Input records:

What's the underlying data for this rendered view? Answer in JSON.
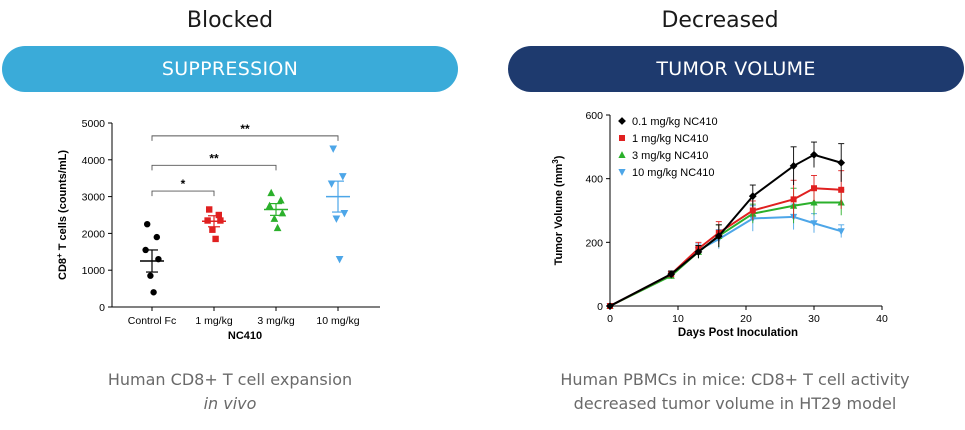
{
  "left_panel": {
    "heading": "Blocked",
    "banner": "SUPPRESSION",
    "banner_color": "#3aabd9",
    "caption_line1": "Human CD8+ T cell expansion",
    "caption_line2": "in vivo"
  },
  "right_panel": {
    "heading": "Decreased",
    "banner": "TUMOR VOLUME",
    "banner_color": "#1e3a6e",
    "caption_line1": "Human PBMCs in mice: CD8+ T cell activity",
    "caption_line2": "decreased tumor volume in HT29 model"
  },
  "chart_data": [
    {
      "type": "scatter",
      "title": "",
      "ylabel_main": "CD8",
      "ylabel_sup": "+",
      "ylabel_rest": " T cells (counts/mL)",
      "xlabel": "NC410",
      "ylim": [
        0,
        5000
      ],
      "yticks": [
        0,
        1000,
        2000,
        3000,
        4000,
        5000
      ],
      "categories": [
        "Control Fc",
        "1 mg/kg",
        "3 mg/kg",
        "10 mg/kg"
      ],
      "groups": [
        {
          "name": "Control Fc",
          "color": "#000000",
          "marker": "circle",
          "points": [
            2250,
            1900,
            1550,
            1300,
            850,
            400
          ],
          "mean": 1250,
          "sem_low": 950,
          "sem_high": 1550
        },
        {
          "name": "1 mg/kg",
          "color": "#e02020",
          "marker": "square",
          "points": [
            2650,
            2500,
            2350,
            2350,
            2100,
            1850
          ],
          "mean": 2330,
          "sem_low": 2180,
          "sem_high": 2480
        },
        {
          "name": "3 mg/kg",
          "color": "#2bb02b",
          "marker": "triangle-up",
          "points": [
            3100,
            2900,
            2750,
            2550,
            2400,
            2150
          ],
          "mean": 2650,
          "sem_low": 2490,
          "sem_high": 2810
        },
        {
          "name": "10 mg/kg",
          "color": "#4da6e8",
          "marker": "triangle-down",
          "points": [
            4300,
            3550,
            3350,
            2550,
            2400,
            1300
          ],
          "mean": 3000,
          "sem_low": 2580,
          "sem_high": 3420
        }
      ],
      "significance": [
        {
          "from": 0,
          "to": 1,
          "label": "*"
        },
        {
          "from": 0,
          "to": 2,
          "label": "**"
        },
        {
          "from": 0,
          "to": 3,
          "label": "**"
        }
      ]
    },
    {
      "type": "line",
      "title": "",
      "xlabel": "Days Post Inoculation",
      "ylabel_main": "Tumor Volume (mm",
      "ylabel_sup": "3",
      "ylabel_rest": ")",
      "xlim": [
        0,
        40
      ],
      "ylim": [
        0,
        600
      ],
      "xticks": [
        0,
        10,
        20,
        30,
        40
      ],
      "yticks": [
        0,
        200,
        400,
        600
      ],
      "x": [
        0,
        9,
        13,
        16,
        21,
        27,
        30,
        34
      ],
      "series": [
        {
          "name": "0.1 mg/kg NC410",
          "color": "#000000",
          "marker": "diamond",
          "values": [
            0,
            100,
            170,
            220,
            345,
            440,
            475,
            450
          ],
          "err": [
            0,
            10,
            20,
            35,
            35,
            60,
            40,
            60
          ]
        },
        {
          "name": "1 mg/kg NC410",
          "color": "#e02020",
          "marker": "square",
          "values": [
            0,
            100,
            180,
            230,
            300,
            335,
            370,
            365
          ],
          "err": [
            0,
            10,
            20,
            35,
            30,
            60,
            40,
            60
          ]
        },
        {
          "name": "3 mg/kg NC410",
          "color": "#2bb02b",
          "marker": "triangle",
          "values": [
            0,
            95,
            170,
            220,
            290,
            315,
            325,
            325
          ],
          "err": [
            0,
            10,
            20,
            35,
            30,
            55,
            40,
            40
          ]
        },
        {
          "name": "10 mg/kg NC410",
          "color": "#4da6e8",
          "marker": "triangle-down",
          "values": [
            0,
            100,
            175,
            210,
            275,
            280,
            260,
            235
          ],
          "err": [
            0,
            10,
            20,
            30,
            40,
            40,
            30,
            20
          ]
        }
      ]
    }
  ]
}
* * *
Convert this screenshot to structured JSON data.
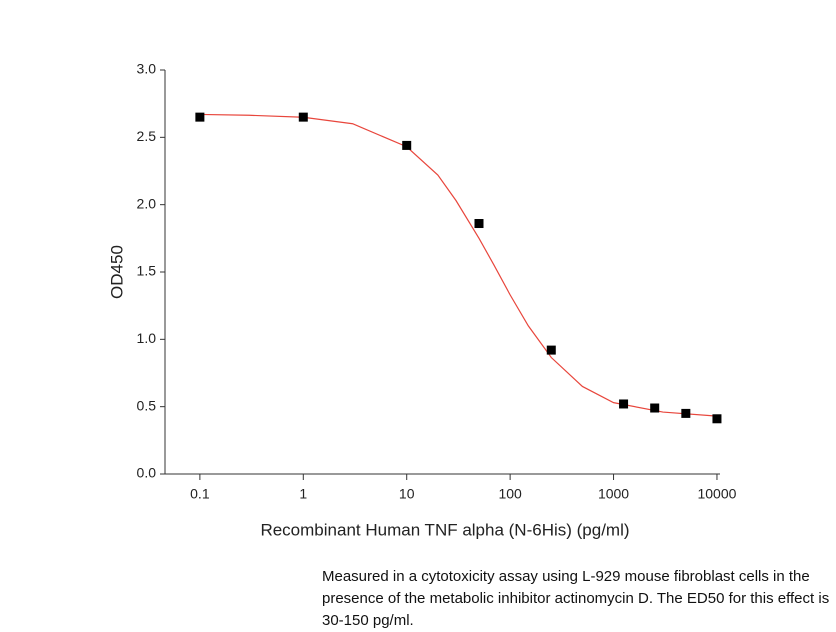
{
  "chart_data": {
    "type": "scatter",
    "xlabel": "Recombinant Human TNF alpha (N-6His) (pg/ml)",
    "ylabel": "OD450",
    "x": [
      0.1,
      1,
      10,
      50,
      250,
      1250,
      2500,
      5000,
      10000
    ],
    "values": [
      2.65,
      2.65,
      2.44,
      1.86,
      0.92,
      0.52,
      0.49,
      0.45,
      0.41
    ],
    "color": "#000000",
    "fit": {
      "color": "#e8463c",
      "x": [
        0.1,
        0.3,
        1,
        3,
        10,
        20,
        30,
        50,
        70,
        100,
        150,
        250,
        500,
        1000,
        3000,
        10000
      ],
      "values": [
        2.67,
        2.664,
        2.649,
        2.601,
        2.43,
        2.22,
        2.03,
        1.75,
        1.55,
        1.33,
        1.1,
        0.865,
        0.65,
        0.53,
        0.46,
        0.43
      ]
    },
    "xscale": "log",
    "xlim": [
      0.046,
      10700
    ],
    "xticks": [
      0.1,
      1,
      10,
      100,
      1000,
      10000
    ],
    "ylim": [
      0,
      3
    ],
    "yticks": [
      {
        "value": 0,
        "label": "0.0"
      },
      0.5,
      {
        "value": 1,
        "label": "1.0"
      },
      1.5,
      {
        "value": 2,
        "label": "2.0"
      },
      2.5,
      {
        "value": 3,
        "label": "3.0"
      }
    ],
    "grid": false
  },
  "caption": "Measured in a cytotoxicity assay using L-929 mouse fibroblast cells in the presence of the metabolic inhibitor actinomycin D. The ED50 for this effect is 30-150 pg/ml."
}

What is required: Take from the material above every line that includes the word "this".

Your response:
What's the underlying data for this rendered view? Answer in JSON.
Convert this screenshot to structured JSON data.
  "caption": "Measured in a cytotoxicity assay using L-929 mouse fibroblast cells in the presence of the metabolic inhibitor actinomycin D. The ED50 for this effect is 30-150 pg/ml."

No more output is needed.